» Challenge
Leave out the pictures and copy everything else in the entries exactly.

[Chart and figure data]
-------------------------

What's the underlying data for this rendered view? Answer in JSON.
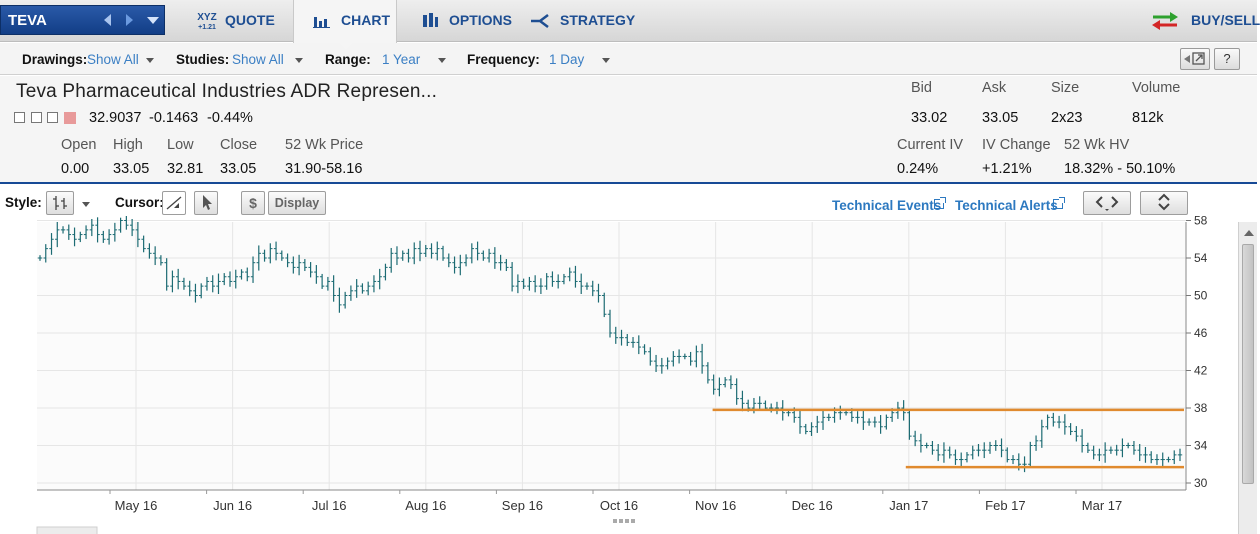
{
  "symbol": "TEVA",
  "nav": {
    "quote_icon_top": "XYZ",
    "quote_icon_bottom": "+1.21",
    "quote": "QUOTE",
    "chart": "CHART",
    "options": "OPTIONS",
    "strategy": "STRATEGY",
    "buysell": "BUY/SELL"
  },
  "toolbar": {
    "drawings_label": "Drawings:",
    "drawings_value": "Show All",
    "studies_label": "Studies:",
    "studies_value": "Show All",
    "range_label": "Range:",
    "range_value": "1 Year",
    "frequency_label": "Frequency:",
    "frequency_value": "1 Day",
    "help_label": "?"
  },
  "quote": {
    "name": "Teva Pharmaceutical Industries ADR Represen...",
    "last": "32.9037",
    "change": "-0.1463",
    "change_pct": "-0.44%",
    "open_label": "Open",
    "open": "0.00",
    "high_label": "High",
    "high": "33.05",
    "low_label": "Low",
    "low": "32.81",
    "close_label": "Close",
    "close": "33.05",
    "wk52_label": "52 Wk Price",
    "wk52": "31.90-58.16",
    "bid_label": "Bid",
    "bid": "33.02",
    "ask_label": "Ask",
    "ask": "33.05",
    "size_label": "Size",
    "size": "2x23",
    "volume_label": "Volume",
    "volume": "812k",
    "iv_label": "Current IV",
    "iv": "0.24%",
    "ivchg_label": "IV Change",
    "ivchg": "+1.21%",
    "hv_label": "52 Wk HV",
    "hv": "18.32% - 50.10%"
  },
  "style_row": {
    "style_label": "Style:",
    "cursor_label": "Cursor:",
    "dollar_label": "$",
    "display_label": "Display",
    "tech_events": "Technical Events",
    "tech_alerts": "Technical Alerts"
  },
  "colors": {
    "bars": "#1c6b73",
    "support_lines": "#e08a2e",
    "accent": "#174a96"
  },
  "chart_data": {
    "type": "ohlc-bar",
    "x_ticks": [
      "May 16",
      "Jun 16",
      "Jul 16",
      "Aug 16",
      "Sep 16",
      "Oct 16",
      "Nov 16",
      "Dec 16",
      "Jan 17",
      "Feb 17",
      "Mar 17"
    ],
    "y_ticks": [
      30,
      34,
      38,
      42,
      46,
      50,
      54,
      58
    ],
    "ylim": [
      29,
      58.4
    ],
    "closes": [
      54,
      55,
      56,
      57,
      57,
      56.5,
      56,
      56.5,
      57,
      57.5,
      56.5,
      56,
      56.5,
      57,
      58,
      57.5,
      57,
      56,
      55,
      54.5,
      54,
      53.5,
      51,
      52,
      51.5,
      51,
      50.5,
      50,
      51,
      51.5,
      51,
      51.5,
      52,
      51.5,
      52,
      52.5,
      52,
      53.5,
      54.5,
      54,
      55,
      54.5,
      54,
      53.5,
      53,
      53.5,
      53,
      52.5,
      52,
      51,
      51.5,
      50,
      49,
      50,
      50.5,
      51,
      50.5,
      51,
      51.5,
      52,
      53,
      54.5,
      54,
      54.5,
      54,
      55,
      54.5,
      55,
      54.5,
      55,
      54,
      53.5,
      53,
      53.5,
      54,
      55,
      54.5,
      54,
      54.5,
      53.5,
      53.5,
      53,
      51,
      51.5,
      51,
      51.5,
      51,
      51,
      52,
      51.5,
      51.5,
      52,
      52.5,
      51.5,
      51,
      51,
      50.5,
      50,
      48,
      46,
      45.5,
      45.5,
      45,
      45,
      44.5,
      44,
      43,
      42.5,
      42.5,
      43,
      43.5,
      43.5,
      43.5,
      43,
      44,
      42.5,
      41,
      40,
      40.5,
      41,
      40.5,
      39,
      38.5,
      38,
      38.5,
      38.5,
      38,
      38,
      38,
      37.5,
      37.5,
      37,
      36,
      35.5,
      36,
      36.5,
      37,
      37,
      37.5,
      37.5,
      37.5,
      37,
      37,
      36.5,
      36.5,
      36.5,
      36,
      37,
      37.5,
      38,
      37.5,
      35,
      34.5,
      34,
      34,
      33.5,
      33,
      33.5,
      33,
      32.5,
      32.5,
      33,
      33.5,
      33.5,
      33.5,
      34,
      34,
      33.5,
      32.5,
      32.5,
      32,
      32,
      34,
      34.5,
      36,
      37,
      36.5,
      36.5,
      36,
      35.5,
      35,
      34,
      33.5,
      33,
      33,
      33.5,
      33.5,
      33.5,
      34,
      34,
      33.5,
      33,
      33,
      32.5,
      32.5,
      32.5,
      32.5,
      33,
      33
    ],
    "support_lines": [
      {
        "y": 37.8,
        "from": "Nov 16",
        "to": "end"
      },
      {
        "y": 31.7,
        "from": "Jan 17",
        "to": "end"
      }
    ]
  }
}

-------------------------

» Reply
What's the underlying data for this rendered view? Answer in JSON.
{
  "symbol": "TEVA",
  "nav": {
    "quote_icon_top": "XYZ",
    "quote_icon_bottom": "+1.21",
    "quote": "QUOTE",
    "chart": "CHART",
    "options": "OPTIONS",
    "strategy": "STRATEGY",
    "buysell": "BUY/SELL"
  },
  "toolbar": {
    "drawings_label": "Drawings:",
    "drawings_value": "Show All",
    "studies_label": "Studies:",
    "studies_value": "Show All",
    "range_label": "Range:",
    "range_value": "1 Year",
    "frequency_label": "Frequency:",
    "frequency_value": "1 Day",
    "help_label": "?"
  },
  "quote": {
    "name": "Teva Pharmaceutical Industries ADR Represen...",
    "last": "32.9037",
    "change": "-0.1463",
    "change_pct": "-0.44%",
    "open_label": "Open",
    "open": "0.00",
    "high_label": "High",
    "high": "33.05",
    "low_label": "Low",
    "low": "32.81",
    "close_label": "Close",
    "close": "33.05",
    "wk52_label": "52 Wk Price",
    "wk52": "31.90-58.16",
    "bid_label": "Bid",
    "bid": "33.02",
    "ask_label": "Ask",
    "ask": "33.05",
    "size_label": "Size",
    "size": "2x23",
    "volume_label": "Volume",
    "volume": "812k",
    "iv_label": "Current IV",
    "iv": "0.24%",
    "ivchg_label": "IV Change",
    "ivchg": "+1.21%",
    "hv_label": "52 Wk HV",
    "hv": "18.32% - 50.10%"
  },
  "style_row": {
    "style_label": "Style:",
    "cursor_label": "Cursor:",
    "dollar_label": "$",
    "display_label": "Display",
    "tech_events": "Technical Events",
    "tech_alerts": "Technical Alerts"
  },
  "colors": {
    "bars": "#1c6b73",
    "support_lines": "#e08a2e",
    "accent": "#174a96"
  },
  "chart_data": {
    "type": "ohlc-bar",
    "x_ticks": [
      "May 16",
      "Jun 16",
      "Jul 16",
      "Aug 16",
      "Sep 16",
      "Oct 16",
      "Nov 16",
      "Dec 16",
      "Jan 17",
      "Feb 17",
      "Mar 17"
    ],
    "y_ticks": [
      30,
      34,
      38,
      42,
      46,
      50,
      54,
      58
    ],
    "ylim": [
      29,
      58.4
    ],
    "closes": [
      54,
      55,
      56,
      57,
      57,
      56.5,
      56,
      56.5,
      57,
      57.5,
      56.5,
      56,
      56.5,
      57,
      58,
      57.5,
      57,
      56,
      55,
      54.5,
      54,
      53.5,
      51,
      52,
      51.5,
      51,
      50.5,
      50,
      51,
      51.5,
      51,
      51.5,
      52,
      51.5,
      52,
      52.5,
      52,
      53.5,
      54.5,
      54,
      55,
      54.5,
      54,
      53.5,
      53,
      53.5,
      53,
      52.5,
      52,
      51,
      51.5,
      50,
      49,
      50,
      50.5,
      51,
      50.5,
      51,
      51.5,
      52,
      53,
      54.5,
      54,
      54.5,
      54,
      55,
      54.5,
      55,
      54.5,
      55,
      54,
      53.5,
      53,
      53.5,
      54,
      55,
      54.5,
      54,
      54.5,
      53.5,
      53.5,
      53,
      51,
      51.5,
      51,
      51.5,
      51,
      51,
      52,
      51.5,
      51.5,
      52,
      52.5,
      51.5,
      51,
      51,
      50.5,
      50,
      48,
      46,
      45.5,
      45.5,
      45,
      45,
      44.5,
      44,
      43,
      42.5,
      42.5,
      43,
      43.5,
      43.5,
      43.5,
      43,
      44,
      42.5,
      41,
      40,
      40.5,
      41,
      40.5,
      39,
      38.5,
      38,
      38.5,
      38.5,
      38,
      38,
      38,
      37.5,
      37.5,
      37,
      36,
      35.5,
      36,
      36.5,
      37,
      37,
      37.5,
      37.5,
      37.5,
      37,
      37,
      36.5,
      36.5,
      36.5,
      36,
      37,
      37.5,
      38,
      37.5,
      35,
      34.5,
      34,
      34,
      33.5,
      33,
      33.5,
      33,
      32.5,
      32.5,
      33,
      33.5,
      33.5,
      33.5,
      34,
      34,
      33.5,
      32.5,
      32.5,
      32,
      32,
      34,
      34.5,
      36,
      37,
      36.5,
      36.5,
      36,
      35.5,
      35,
      34,
      33.5,
      33,
      33,
      33.5,
      33.5,
      33.5,
      34,
      34,
      33.5,
      33,
      33,
      32.5,
      32.5,
      32.5,
      32.5,
      33,
      33
    ],
    "support_lines": [
      {
        "y": 37.8,
        "from": "Nov 16",
        "to": "end"
      },
      {
        "y": 31.7,
        "from": "Jan 17",
        "to": "end"
      }
    ]
  }
}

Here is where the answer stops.